- AIM OF THE TASK
Below are some records; give them all again exactly, but not the pictures.

--- start of RECORDS SHOWN ---

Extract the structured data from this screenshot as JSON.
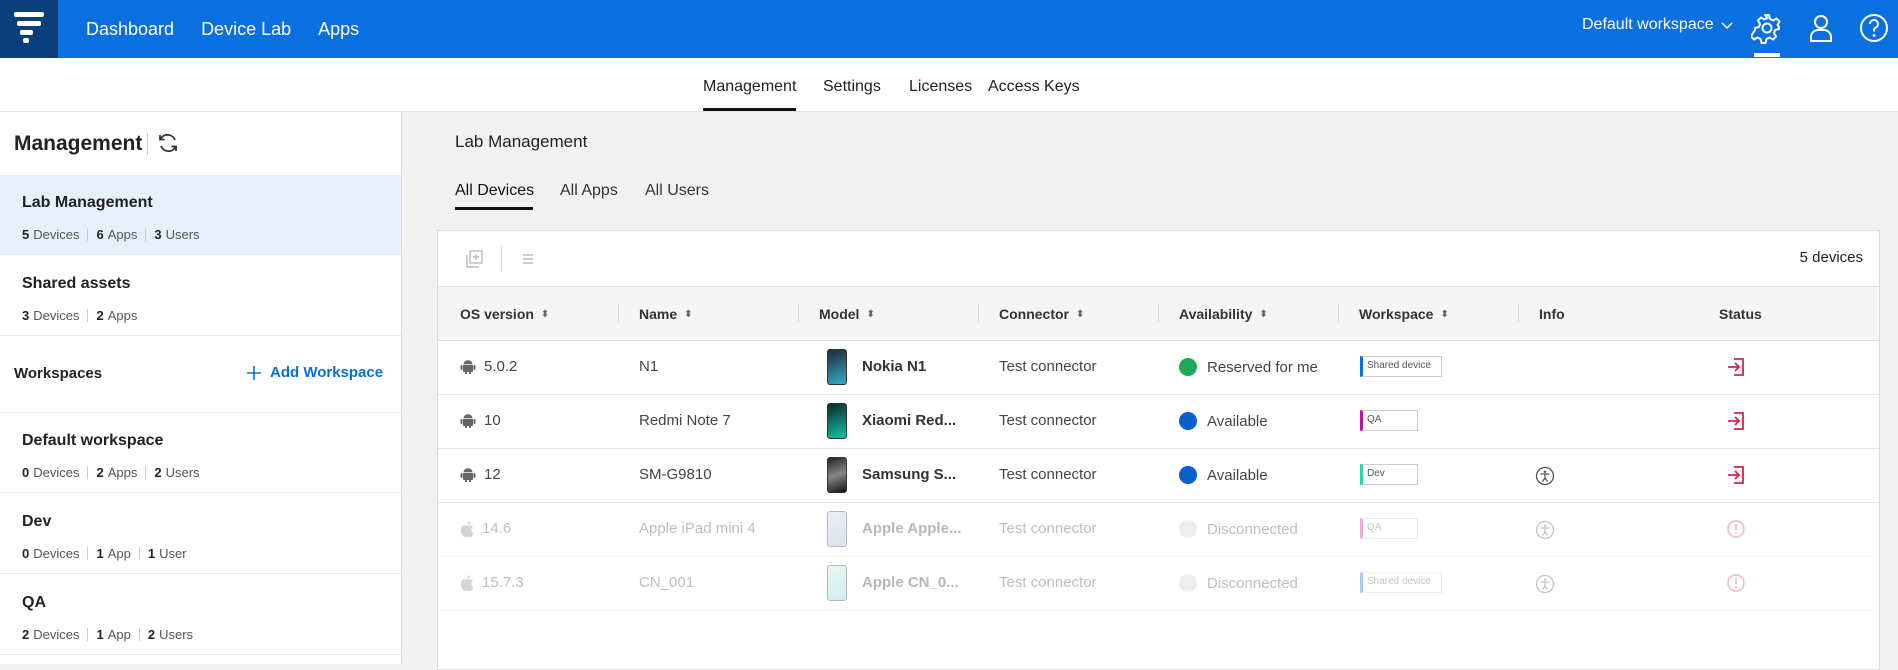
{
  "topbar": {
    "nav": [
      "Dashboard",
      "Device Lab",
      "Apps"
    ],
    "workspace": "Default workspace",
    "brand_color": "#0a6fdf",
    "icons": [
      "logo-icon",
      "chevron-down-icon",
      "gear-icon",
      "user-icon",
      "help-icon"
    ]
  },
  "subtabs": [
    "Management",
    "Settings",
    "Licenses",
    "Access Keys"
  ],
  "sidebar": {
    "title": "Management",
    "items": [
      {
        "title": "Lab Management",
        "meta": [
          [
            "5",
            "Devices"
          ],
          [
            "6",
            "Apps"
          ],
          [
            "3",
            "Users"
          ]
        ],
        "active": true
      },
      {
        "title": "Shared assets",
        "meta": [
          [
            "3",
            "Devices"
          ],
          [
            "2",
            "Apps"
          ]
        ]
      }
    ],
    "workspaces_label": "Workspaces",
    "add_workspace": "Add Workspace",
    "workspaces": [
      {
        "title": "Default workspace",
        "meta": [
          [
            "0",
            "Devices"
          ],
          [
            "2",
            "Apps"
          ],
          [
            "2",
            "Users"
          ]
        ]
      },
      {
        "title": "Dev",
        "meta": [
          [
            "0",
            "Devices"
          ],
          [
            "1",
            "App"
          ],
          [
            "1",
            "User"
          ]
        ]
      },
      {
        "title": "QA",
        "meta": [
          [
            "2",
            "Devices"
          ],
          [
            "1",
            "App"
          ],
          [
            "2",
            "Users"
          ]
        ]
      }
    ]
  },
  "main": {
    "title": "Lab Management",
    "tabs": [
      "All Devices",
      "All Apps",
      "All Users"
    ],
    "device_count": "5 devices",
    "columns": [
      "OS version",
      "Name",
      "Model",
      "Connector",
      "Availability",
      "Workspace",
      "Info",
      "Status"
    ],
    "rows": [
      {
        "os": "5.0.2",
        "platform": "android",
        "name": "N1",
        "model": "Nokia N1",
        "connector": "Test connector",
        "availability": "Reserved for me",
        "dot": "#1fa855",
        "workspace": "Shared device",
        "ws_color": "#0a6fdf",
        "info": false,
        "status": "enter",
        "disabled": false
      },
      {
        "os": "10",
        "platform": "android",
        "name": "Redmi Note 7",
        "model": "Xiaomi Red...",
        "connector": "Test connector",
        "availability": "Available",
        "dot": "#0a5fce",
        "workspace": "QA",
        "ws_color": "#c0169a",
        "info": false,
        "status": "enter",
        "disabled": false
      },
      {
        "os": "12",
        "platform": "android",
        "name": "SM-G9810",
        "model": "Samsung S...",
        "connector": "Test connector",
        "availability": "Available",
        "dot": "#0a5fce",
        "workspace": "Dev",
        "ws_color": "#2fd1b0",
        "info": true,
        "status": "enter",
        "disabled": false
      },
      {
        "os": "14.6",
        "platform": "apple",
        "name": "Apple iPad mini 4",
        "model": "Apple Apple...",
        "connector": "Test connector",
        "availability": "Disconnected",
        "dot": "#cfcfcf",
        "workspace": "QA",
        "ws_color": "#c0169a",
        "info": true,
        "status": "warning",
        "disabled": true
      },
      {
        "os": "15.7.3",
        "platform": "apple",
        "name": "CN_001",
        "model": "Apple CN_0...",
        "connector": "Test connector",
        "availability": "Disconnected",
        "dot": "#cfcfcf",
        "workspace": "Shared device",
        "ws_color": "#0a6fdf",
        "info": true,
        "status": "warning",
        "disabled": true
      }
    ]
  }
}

--- end of RECORDS SHOWN ---

- COMPLETED TASK
Extract the structured data from this screenshot as JSON.
{
  "topbar": {
    "nav": [
      "Dashboard",
      "Device Lab",
      "Apps"
    ],
    "workspace": "Default workspace",
    "brand_color": "#0a6fdf",
    "icons": [
      "logo-icon",
      "chevron-down-icon",
      "gear-icon",
      "user-icon",
      "help-icon"
    ]
  },
  "subtabs": [
    "Management",
    "Settings",
    "Licenses",
    "Access Keys"
  ],
  "sidebar": {
    "title": "Management",
    "items": [
      {
        "title": "Lab Management",
        "meta": [
          [
            "5",
            "Devices"
          ],
          [
            "6",
            "Apps"
          ],
          [
            "3",
            "Users"
          ]
        ],
        "active": true
      },
      {
        "title": "Shared assets",
        "meta": [
          [
            "3",
            "Devices"
          ],
          [
            "2",
            "Apps"
          ]
        ]
      }
    ],
    "workspaces_label": "Workspaces",
    "add_workspace": "Add Workspace",
    "workspaces": [
      {
        "title": "Default workspace",
        "meta": [
          [
            "0",
            "Devices"
          ],
          [
            "2",
            "Apps"
          ],
          [
            "2",
            "Users"
          ]
        ]
      },
      {
        "title": "Dev",
        "meta": [
          [
            "0",
            "Devices"
          ],
          [
            "1",
            "App"
          ],
          [
            "1",
            "User"
          ]
        ]
      },
      {
        "title": "QA",
        "meta": [
          [
            "2",
            "Devices"
          ],
          [
            "1",
            "App"
          ],
          [
            "2",
            "Users"
          ]
        ]
      }
    ]
  },
  "main": {
    "title": "Lab Management",
    "tabs": [
      "All Devices",
      "All Apps",
      "All Users"
    ],
    "device_count": "5 devices",
    "columns": [
      "OS version",
      "Name",
      "Model",
      "Connector",
      "Availability",
      "Workspace",
      "Info",
      "Status"
    ],
    "rows": [
      {
        "os": "5.0.2",
        "platform": "android",
        "name": "N1",
        "model": "Nokia N1",
        "connector": "Test connector",
        "availability": "Reserved for me",
        "dot": "#1fa855",
        "workspace": "Shared device",
        "ws_color": "#0a6fdf",
        "info": false,
        "status": "enter",
        "disabled": false
      },
      {
        "os": "10",
        "platform": "android",
        "name": "Redmi Note 7",
        "model": "Xiaomi Red...",
        "connector": "Test connector",
        "availability": "Available",
        "dot": "#0a5fce",
        "workspace": "QA",
        "ws_color": "#c0169a",
        "info": false,
        "status": "enter",
        "disabled": false
      },
      {
        "os": "12",
        "platform": "android",
        "name": "SM-G9810",
        "model": "Samsung S...",
        "connector": "Test connector",
        "availability": "Available",
        "dot": "#0a5fce",
        "workspace": "Dev",
        "ws_color": "#2fd1b0",
        "info": true,
        "status": "enter",
        "disabled": false
      },
      {
        "os": "14.6",
        "platform": "apple",
        "name": "Apple iPad mini 4",
        "model": "Apple Apple...",
        "connector": "Test connector",
        "availability": "Disconnected",
        "dot": "#cfcfcf",
        "workspace": "QA",
        "ws_color": "#c0169a",
        "info": true,
        "status": "warning",
        "disabled": true
      },
      {
        "os": "15.7.3",
        "platform": "apple",
        "name": "CN_001",
        "model": "Apple CN_0...",
        "connector": "Test connector",
        "availability": "Disconnected",
        "dot": "#cfcfcf",
        "workspace": "Shared device",
        "ws_color": "#0a6fdf",
        "info": true,
        "status": "warning",
        "disabled": true
      }
    ]
  }
}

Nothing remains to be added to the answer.